What the exercise asks:
Where does the string "illness" appear in the records? Copy each line that holds it.

Records contained in a dataset:
□ □ □

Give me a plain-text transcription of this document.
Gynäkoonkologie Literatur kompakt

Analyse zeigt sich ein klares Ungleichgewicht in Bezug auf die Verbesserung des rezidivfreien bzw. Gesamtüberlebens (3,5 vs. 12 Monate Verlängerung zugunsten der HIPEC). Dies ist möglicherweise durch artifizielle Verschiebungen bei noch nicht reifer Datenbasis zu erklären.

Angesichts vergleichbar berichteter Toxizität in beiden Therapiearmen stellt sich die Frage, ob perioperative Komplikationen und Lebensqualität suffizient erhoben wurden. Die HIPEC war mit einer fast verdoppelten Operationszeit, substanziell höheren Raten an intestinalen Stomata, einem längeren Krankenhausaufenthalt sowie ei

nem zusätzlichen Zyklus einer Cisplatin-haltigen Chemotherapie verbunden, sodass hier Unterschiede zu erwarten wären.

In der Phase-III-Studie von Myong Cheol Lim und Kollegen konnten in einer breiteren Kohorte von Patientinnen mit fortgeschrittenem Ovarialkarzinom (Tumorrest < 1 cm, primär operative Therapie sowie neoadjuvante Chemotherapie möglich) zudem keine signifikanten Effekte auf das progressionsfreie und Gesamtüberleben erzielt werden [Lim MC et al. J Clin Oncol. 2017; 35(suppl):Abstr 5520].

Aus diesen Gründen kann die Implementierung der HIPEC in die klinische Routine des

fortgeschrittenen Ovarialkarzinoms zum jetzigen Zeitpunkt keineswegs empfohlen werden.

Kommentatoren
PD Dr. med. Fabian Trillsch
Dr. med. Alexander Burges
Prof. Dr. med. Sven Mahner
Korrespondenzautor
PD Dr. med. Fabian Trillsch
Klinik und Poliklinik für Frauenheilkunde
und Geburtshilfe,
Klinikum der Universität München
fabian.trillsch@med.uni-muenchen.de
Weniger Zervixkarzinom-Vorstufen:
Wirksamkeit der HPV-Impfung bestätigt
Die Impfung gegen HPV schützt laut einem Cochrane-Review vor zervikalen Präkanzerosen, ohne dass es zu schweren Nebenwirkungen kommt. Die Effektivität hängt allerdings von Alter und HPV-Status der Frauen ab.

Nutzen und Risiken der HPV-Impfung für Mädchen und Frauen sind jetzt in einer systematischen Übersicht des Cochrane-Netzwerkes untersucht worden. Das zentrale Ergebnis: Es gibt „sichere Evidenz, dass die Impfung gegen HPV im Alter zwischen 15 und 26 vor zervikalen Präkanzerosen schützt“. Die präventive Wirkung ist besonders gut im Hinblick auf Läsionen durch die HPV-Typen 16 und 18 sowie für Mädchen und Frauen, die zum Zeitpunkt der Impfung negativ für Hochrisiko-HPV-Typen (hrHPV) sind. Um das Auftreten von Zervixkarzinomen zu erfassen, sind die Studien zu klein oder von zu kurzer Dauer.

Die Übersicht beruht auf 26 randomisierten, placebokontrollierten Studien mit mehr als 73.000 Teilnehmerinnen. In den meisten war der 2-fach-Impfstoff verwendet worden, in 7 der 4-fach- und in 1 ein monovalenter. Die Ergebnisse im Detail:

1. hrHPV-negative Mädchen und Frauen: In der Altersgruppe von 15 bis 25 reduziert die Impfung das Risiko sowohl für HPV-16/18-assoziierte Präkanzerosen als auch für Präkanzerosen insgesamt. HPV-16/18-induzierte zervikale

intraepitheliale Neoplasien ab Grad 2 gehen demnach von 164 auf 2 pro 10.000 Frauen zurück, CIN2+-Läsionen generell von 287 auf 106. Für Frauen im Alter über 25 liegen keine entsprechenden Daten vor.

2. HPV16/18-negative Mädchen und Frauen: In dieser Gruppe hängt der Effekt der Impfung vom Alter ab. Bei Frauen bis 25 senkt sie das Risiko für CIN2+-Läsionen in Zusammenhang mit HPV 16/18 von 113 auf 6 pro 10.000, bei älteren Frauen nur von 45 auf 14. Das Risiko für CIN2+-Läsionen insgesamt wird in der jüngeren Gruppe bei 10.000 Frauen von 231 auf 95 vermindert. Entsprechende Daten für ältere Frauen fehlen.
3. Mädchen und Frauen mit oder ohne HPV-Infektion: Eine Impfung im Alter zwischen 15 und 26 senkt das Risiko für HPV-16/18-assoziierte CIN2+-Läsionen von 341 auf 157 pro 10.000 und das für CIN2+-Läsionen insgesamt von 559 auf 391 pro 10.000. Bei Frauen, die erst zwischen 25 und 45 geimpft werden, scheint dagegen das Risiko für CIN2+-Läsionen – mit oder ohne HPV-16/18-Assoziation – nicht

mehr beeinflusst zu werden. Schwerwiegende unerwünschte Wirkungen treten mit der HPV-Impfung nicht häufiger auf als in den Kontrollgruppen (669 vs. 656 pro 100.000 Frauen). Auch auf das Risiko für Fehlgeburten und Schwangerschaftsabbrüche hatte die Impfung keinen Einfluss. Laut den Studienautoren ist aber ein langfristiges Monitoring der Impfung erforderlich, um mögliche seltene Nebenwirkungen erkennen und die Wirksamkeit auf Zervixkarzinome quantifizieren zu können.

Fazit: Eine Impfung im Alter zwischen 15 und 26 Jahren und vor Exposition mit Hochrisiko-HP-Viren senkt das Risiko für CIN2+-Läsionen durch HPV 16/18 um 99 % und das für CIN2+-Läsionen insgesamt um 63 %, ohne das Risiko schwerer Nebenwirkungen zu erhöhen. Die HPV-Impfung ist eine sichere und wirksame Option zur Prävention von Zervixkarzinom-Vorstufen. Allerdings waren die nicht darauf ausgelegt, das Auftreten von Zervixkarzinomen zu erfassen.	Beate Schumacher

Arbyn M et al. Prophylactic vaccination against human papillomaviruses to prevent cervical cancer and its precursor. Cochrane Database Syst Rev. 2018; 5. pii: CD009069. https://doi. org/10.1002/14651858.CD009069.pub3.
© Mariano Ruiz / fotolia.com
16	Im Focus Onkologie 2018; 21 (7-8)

□ □ □

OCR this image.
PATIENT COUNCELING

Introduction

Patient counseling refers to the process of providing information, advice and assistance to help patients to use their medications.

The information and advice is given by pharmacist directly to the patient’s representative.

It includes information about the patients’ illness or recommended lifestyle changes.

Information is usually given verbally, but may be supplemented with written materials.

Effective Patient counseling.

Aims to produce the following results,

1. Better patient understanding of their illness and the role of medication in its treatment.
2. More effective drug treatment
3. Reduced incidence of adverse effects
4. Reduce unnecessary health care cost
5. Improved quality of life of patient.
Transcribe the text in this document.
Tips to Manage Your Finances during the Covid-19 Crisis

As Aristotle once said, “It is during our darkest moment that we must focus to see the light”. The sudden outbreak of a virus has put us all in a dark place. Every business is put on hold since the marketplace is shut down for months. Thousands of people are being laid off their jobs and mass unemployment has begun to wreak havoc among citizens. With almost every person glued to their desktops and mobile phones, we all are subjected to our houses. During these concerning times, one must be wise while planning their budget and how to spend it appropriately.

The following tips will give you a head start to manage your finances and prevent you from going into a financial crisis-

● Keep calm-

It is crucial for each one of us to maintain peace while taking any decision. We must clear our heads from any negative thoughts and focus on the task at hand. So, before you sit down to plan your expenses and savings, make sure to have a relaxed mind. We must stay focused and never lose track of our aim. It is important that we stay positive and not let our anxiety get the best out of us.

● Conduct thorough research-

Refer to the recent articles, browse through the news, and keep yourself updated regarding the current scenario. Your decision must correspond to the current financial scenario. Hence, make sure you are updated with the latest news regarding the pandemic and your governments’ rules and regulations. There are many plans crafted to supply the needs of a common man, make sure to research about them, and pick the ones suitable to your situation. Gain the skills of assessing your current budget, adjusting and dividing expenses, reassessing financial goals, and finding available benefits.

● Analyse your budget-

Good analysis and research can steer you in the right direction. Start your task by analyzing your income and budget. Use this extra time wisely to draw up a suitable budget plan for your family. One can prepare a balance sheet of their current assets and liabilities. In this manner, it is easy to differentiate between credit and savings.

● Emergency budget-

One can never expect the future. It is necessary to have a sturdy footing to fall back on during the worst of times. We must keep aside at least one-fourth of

□ □ □

Response:
It includes information about the patients’ illness or recommended lifestyle changes.
1. Better patient understanding of their illness and the role of medication in its treatment.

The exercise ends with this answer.